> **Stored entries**
_ _ _ _
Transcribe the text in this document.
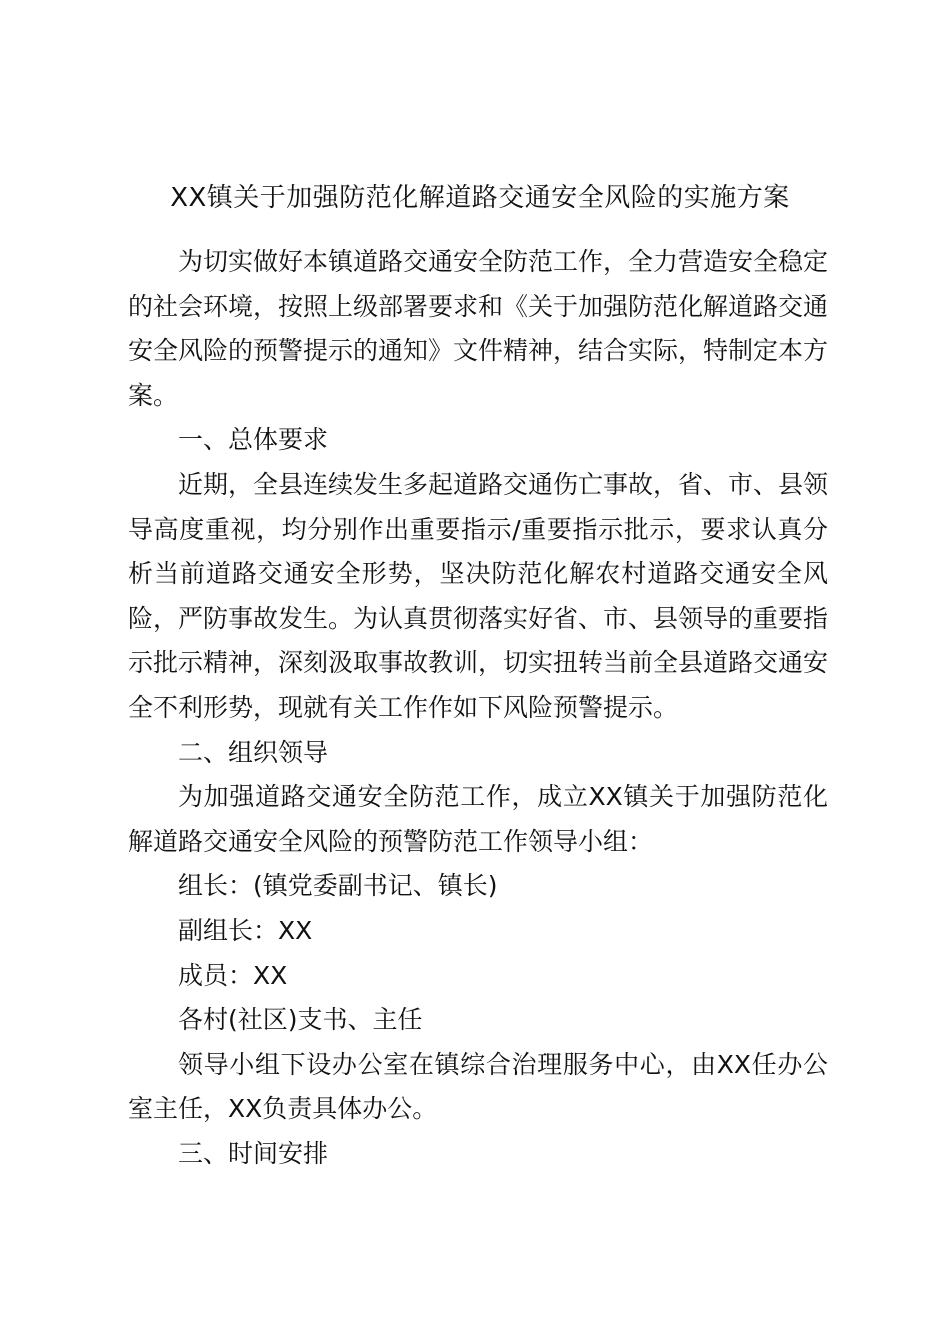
XX镇关于加强防范化解道路交通安全风险的实施方案

为切实做好本镇道路交通安全防范工作，全力营造安全稳定的社会环境，按照上级部署要求和《关于加强防范化解道路交通安全风险的预警提示的通知》文件精神，结合实际，特制定本方案。

一、总体要求

近期，全县连续发生多起道路交通伤亡事故，省、市、县领导高度重视，均分别作出重要指示/重要指示批示，要求认真分析当前道路交通安全形势，坚决防范化解农村道路交通安全风险，严防事故发生。为认真贯彻落实好省、市、县领导的重要指示批示精神，深刻汲取事故教训，切实扭转当前全县道路交通安全不利形势，现就有关工作作如下风险预警提示。

二、组织领导

为加强道路交通安全防范工作，成立XX镇关于加强防范化解道路交通安全风险的预警防范工作领导小组：

组长：(镇党委副书记、镇长)

副组长：XX

成员：XX

各村(社区)支书、主任

领导小组下设办公室在镇综合治理服务中心，由XX任办公室主任，XX负责具体办公。

三、时间安排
_ _ _ _
> **Problem to work on**
Exclude the pictures, and transcribe all of the material exactly.

> **Task result**
Transcribe the text in this document.
XX镇关于加强防范化解道路交通安全风险的实施方案

为切实做好本镇道路交通安全防范工作，全力营造安全稳定的社会环境，按照上级部署要求和《关于加强防范化解道路交通安全风险的预警提示的通知》文件精神，结合实际，特制定本方案。

一、总体要求

近期，全县连续发生多起道路交通伤亡事故，省、市、县领导高度重视，均分别作出重要指示/重要指示批示，要求认真分析当前道路交通安全形势，坚决防范化解农村道路交通安全风险，严防事故发生。为认真贯彻落实好省、市、县领导的重要指示批示精神，深刻汲取事故教训，切实扭转当前全县道路交通安全不利形势，现就有关工作作如下风险预警提示。

二、组织领导

为加强道路交通安全防范工作，成立XX镇关于加强防范化解道路交通安全风险的预警防范工作领导小组：

组长：(镇党委副书记、镇长)

副组长：XX

成员：XX

各村(社区)支书、主任

领导小组下设办公室在镇综合治理服务中心，由XX任办公室主任，XX负责具体办公。

三、时间安排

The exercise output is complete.